• [Written instruction] Give the number of lines below that contain "هزینه", with no other output.

+++ Stored rows +++

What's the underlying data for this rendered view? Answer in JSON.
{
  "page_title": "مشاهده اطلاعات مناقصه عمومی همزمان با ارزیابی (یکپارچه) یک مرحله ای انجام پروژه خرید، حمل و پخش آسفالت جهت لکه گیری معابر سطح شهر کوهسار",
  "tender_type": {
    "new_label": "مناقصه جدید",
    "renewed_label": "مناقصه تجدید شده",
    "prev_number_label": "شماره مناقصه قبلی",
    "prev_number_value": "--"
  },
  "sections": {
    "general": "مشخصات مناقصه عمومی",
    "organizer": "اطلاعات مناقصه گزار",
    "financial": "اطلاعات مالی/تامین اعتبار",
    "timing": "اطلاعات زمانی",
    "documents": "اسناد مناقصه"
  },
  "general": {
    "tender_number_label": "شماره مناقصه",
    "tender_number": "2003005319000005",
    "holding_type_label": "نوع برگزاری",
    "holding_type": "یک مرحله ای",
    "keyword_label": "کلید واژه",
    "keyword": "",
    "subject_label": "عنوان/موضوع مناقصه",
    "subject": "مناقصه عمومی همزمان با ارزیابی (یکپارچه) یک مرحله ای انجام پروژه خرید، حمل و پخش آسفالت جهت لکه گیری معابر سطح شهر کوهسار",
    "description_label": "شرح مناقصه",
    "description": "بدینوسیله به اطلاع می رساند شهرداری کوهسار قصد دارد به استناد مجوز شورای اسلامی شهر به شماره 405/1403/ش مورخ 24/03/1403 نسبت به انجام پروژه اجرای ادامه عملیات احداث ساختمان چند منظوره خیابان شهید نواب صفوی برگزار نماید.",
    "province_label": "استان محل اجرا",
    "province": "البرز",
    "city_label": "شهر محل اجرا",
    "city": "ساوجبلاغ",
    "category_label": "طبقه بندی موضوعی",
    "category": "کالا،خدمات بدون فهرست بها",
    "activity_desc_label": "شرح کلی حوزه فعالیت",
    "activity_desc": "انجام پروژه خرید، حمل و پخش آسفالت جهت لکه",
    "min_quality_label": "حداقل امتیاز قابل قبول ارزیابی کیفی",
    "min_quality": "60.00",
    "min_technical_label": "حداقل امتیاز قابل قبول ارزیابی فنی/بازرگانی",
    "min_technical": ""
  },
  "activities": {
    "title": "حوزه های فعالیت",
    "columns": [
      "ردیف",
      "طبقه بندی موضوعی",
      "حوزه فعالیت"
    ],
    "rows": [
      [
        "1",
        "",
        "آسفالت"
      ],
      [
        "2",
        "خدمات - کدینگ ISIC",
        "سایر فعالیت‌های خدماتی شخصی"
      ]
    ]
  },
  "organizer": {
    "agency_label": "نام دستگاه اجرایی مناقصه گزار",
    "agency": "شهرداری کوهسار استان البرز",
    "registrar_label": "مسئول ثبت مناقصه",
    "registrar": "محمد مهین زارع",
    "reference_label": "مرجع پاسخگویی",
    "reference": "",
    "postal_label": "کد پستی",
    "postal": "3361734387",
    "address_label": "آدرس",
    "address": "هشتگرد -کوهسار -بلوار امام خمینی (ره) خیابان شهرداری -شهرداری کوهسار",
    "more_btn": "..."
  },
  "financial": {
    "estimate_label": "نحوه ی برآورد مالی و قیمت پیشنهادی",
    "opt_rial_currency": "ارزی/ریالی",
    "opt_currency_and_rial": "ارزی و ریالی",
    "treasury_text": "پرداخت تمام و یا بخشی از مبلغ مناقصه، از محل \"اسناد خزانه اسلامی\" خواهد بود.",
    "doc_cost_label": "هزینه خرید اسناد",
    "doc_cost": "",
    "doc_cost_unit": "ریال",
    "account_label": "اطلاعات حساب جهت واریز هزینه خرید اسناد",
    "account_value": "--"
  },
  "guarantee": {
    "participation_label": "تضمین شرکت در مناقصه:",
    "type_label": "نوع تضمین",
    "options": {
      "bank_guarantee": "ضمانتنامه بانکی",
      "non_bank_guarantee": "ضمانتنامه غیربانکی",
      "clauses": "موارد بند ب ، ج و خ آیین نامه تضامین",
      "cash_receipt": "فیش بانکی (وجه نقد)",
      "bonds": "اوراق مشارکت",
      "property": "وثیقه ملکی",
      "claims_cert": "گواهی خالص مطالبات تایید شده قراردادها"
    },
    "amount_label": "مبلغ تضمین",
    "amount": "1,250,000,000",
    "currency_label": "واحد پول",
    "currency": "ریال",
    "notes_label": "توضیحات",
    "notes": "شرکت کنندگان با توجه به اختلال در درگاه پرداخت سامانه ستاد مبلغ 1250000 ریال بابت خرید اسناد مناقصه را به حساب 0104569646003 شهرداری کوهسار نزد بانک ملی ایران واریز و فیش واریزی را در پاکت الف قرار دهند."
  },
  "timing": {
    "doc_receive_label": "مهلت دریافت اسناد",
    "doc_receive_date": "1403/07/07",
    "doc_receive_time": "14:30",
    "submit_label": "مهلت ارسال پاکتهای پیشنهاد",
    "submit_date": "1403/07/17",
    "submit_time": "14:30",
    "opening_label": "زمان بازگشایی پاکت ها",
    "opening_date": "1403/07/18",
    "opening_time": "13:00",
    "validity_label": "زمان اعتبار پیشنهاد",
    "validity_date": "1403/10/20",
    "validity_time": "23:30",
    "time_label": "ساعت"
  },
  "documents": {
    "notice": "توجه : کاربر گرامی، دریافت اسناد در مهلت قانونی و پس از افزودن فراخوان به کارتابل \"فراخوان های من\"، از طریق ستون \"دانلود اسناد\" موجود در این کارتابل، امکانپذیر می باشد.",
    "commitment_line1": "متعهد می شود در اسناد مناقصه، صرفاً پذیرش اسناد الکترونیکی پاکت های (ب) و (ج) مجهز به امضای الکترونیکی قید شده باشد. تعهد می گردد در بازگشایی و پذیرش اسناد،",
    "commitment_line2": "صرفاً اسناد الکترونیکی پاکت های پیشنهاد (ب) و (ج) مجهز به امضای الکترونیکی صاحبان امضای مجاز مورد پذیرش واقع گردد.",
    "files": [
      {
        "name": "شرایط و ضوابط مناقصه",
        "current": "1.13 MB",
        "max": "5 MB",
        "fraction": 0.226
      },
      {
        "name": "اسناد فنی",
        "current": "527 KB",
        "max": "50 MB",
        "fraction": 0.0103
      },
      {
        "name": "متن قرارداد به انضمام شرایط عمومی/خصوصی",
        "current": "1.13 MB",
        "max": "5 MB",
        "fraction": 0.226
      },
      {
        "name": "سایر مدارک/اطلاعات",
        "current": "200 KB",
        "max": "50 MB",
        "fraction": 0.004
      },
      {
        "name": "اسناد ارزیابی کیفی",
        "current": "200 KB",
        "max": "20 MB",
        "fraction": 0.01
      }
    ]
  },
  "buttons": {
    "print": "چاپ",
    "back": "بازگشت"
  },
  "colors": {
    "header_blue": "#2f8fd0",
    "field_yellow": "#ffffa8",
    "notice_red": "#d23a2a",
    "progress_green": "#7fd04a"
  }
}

+++

• [Final answer] 2